Go through the material below and copy all lines with "JSON".
○ ○ ○ ○ ○ ○ ○
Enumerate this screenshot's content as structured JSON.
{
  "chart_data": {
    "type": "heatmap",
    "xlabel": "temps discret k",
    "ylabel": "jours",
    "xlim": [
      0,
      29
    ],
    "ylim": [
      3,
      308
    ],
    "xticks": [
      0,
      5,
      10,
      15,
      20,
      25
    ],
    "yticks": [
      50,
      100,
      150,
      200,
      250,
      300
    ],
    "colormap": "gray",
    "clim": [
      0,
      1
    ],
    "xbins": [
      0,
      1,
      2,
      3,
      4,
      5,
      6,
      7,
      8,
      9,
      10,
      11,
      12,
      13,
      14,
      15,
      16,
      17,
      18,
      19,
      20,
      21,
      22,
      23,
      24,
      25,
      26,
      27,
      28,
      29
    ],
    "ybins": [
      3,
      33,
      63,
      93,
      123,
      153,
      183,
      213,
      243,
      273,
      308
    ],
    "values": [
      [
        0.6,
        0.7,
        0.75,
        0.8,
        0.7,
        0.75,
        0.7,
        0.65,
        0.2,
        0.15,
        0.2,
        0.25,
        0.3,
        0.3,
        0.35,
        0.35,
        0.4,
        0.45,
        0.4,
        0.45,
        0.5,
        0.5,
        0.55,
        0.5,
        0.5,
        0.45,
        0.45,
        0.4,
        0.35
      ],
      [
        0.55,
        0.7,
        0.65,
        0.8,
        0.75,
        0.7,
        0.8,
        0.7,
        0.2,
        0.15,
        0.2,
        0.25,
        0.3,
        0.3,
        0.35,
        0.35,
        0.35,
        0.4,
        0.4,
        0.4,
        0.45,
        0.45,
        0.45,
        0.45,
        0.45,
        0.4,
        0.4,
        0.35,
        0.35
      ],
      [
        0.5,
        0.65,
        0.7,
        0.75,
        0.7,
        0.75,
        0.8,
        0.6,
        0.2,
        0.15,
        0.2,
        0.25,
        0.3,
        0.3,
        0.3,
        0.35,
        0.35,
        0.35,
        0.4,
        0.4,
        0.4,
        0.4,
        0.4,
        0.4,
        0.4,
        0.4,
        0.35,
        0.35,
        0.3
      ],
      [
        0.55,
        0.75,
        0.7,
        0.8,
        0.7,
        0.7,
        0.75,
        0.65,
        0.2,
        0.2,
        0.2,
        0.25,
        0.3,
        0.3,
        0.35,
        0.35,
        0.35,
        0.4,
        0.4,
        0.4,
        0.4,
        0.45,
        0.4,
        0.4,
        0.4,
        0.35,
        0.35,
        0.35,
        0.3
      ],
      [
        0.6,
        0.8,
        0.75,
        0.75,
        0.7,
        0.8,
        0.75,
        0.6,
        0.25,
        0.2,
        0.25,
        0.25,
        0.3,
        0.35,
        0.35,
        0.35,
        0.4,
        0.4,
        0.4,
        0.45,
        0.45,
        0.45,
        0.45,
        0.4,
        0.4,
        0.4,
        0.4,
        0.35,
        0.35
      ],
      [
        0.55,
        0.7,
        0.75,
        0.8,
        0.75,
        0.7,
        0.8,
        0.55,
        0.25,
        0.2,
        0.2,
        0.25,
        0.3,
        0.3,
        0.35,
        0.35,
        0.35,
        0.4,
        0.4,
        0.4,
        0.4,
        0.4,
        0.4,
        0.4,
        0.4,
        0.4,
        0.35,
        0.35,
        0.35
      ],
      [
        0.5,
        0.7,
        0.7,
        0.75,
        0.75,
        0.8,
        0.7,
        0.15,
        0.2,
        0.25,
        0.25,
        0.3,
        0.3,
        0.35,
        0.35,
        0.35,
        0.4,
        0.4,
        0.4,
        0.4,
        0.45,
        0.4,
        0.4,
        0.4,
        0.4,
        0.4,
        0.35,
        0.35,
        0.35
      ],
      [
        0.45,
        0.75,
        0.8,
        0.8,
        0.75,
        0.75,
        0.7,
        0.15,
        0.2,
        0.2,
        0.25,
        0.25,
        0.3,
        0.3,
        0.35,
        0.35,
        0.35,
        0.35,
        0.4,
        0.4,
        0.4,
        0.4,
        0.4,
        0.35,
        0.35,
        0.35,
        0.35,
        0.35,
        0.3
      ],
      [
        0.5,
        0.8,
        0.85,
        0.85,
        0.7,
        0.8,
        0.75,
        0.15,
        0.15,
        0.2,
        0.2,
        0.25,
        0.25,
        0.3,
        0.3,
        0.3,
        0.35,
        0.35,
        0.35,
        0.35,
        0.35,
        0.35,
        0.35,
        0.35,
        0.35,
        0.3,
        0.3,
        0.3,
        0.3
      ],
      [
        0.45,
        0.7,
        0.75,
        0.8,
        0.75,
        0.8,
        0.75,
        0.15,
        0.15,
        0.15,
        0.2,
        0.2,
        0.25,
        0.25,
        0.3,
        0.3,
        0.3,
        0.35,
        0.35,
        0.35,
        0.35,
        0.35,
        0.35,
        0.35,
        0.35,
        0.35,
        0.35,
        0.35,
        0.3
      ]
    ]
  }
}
○ ○ ○ ○ ○ ○ ○
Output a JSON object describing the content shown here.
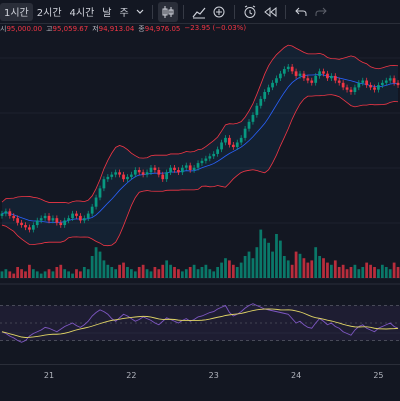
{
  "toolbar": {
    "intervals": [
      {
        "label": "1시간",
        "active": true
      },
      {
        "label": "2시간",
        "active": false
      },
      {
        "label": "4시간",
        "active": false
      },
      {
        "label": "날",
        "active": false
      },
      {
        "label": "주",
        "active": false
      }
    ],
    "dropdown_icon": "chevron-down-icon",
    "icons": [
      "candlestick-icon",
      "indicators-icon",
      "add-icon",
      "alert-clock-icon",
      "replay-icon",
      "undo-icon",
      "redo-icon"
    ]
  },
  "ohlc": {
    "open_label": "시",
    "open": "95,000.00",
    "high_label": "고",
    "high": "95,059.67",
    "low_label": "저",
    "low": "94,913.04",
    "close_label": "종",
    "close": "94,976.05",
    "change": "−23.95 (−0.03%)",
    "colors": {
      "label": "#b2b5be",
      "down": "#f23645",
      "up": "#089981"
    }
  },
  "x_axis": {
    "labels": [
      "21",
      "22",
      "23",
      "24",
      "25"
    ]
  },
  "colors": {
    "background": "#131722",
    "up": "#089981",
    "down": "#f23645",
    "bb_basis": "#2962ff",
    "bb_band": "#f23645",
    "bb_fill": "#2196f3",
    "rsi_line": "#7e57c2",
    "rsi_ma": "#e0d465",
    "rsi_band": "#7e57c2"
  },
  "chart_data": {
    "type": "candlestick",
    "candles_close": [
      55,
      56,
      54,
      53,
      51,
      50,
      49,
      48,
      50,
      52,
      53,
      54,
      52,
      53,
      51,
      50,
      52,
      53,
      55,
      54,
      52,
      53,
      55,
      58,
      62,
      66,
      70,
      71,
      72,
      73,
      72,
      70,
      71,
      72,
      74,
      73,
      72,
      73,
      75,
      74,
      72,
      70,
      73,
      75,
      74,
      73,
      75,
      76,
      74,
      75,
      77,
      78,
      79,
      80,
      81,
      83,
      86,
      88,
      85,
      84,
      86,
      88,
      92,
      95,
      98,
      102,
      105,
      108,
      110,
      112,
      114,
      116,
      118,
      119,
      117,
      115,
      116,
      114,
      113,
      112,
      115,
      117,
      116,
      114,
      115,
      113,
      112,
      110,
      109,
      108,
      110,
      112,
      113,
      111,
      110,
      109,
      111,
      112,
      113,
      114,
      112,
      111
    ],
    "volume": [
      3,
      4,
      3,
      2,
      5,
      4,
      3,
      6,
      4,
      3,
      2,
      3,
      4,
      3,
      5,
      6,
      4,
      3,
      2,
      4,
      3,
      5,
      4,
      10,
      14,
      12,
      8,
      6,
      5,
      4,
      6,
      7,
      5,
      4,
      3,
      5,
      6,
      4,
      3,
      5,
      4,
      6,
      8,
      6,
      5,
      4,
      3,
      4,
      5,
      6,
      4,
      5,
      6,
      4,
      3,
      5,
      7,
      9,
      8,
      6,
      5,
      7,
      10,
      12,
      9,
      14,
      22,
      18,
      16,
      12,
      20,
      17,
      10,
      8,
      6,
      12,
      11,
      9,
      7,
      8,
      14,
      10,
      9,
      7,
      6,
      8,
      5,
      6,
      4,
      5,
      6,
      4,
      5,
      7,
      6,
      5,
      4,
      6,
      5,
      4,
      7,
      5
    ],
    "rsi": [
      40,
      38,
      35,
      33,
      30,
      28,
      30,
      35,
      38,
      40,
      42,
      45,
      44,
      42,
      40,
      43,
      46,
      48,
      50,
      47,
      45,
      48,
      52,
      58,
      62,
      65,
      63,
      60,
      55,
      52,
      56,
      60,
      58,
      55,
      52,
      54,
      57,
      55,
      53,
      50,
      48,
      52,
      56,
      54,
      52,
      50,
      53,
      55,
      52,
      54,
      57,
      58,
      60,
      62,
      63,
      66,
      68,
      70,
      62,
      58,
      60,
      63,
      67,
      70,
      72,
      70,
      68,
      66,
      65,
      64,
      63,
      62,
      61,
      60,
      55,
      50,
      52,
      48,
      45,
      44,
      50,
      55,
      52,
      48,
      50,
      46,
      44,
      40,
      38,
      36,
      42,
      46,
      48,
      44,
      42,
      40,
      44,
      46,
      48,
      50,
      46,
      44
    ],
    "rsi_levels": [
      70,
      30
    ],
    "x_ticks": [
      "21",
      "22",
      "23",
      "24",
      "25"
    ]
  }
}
○ ○ ○ ○ ○ ○ ○
* Result of this task
Enumerate this screenshot's content as structured JSON.
Output a JSON object describing the content shown here.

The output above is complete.